- [Material provided]
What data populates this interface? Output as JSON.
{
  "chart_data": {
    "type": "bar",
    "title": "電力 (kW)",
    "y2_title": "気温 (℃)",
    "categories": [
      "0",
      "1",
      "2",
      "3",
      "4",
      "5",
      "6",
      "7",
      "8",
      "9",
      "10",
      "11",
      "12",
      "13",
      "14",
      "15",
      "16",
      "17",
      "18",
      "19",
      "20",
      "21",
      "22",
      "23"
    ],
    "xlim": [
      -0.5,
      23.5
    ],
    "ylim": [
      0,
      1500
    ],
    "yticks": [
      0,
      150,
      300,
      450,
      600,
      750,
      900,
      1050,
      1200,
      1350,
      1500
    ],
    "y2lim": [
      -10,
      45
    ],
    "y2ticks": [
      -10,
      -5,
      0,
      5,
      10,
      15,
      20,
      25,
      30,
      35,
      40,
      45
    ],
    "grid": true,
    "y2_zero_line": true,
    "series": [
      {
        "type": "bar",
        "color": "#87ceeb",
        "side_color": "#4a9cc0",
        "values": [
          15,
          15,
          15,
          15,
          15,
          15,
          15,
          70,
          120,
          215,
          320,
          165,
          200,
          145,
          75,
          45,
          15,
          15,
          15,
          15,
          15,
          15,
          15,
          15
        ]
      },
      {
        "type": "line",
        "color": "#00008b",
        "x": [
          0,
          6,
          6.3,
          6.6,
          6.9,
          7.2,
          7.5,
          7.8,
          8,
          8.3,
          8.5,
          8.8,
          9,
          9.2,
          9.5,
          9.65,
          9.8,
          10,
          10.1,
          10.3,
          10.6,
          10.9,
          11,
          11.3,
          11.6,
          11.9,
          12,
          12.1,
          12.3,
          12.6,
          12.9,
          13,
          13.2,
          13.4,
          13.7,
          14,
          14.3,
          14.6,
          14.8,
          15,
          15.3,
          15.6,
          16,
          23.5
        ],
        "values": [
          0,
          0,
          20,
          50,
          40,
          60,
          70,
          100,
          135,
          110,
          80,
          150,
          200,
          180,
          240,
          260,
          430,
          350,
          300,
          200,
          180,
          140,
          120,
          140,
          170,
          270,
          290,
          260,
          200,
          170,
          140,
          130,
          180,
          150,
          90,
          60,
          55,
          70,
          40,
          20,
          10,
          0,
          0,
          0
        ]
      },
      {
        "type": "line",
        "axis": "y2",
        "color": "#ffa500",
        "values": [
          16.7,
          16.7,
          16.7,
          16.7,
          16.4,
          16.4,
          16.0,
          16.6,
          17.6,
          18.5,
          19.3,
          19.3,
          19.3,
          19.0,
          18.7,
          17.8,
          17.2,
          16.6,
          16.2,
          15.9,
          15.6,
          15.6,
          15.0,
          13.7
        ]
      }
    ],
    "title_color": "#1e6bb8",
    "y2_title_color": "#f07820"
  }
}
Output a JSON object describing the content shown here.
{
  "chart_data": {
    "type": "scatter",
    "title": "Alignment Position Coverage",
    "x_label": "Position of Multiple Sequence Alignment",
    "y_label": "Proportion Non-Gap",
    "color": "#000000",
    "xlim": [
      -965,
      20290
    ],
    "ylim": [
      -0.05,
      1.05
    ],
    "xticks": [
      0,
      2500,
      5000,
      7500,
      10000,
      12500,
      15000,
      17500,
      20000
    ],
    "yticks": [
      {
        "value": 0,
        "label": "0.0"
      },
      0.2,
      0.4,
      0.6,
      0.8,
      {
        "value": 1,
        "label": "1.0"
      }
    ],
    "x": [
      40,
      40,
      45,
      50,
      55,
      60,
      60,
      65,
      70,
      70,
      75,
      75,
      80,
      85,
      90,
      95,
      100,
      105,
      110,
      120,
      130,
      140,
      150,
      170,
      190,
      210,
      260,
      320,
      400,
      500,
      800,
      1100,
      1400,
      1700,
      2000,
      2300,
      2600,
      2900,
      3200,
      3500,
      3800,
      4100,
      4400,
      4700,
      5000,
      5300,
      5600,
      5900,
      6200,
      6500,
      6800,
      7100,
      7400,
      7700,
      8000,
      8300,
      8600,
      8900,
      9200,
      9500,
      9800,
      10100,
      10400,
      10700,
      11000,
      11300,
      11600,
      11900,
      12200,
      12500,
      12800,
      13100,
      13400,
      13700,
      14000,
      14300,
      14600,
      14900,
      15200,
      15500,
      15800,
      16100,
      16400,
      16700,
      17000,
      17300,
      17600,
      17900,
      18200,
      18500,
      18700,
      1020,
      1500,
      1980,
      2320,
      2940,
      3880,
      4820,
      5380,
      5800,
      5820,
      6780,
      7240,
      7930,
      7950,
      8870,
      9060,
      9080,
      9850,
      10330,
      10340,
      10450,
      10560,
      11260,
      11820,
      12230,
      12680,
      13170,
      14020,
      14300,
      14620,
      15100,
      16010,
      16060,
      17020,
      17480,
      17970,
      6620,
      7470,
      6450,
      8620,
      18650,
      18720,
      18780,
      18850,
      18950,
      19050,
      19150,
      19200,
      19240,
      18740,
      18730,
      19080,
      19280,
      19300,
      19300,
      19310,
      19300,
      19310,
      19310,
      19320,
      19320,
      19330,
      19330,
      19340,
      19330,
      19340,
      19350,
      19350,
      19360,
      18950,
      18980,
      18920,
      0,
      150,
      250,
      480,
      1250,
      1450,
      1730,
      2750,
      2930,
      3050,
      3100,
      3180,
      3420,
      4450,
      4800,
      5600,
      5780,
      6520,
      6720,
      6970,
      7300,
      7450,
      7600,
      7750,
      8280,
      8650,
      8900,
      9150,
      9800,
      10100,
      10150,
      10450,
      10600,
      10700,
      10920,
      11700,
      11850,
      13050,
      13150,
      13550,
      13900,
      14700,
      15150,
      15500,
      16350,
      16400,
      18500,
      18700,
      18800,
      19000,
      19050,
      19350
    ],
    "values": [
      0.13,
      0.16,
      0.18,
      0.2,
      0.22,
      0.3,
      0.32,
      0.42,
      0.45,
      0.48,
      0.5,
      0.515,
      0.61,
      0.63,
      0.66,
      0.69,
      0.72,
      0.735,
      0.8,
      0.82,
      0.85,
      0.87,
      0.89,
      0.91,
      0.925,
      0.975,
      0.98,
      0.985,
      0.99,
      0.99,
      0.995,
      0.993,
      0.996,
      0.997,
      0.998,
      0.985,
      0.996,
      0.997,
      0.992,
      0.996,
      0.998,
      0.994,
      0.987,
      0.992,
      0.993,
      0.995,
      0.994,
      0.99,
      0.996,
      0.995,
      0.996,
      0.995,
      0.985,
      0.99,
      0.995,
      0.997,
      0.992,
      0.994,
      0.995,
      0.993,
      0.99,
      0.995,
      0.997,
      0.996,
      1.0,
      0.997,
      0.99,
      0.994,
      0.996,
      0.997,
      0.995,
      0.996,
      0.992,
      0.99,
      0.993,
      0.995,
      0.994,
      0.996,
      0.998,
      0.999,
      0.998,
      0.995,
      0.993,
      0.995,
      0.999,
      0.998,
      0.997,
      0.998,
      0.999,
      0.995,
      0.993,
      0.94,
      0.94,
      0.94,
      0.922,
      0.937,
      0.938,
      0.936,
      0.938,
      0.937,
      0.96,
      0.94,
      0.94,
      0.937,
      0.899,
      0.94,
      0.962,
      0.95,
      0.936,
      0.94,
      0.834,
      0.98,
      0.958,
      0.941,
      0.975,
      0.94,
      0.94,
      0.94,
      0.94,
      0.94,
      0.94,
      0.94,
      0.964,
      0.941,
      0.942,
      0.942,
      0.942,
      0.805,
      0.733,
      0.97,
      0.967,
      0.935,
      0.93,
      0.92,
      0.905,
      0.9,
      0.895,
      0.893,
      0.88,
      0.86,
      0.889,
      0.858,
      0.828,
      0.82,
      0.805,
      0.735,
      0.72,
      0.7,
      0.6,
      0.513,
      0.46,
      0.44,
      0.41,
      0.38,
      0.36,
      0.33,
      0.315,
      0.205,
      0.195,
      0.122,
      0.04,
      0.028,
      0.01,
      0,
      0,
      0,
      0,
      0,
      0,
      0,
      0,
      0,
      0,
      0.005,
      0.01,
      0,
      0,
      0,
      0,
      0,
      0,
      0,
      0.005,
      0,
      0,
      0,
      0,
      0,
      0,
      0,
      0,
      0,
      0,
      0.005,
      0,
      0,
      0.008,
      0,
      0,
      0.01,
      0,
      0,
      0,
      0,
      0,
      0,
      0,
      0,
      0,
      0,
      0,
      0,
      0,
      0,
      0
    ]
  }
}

- [Task statement] Copy out every line in the entries above that holds "Output".

- [Final answer]
What data populates this interface? Output as JSON.
Output a JSON object describing the content shown here.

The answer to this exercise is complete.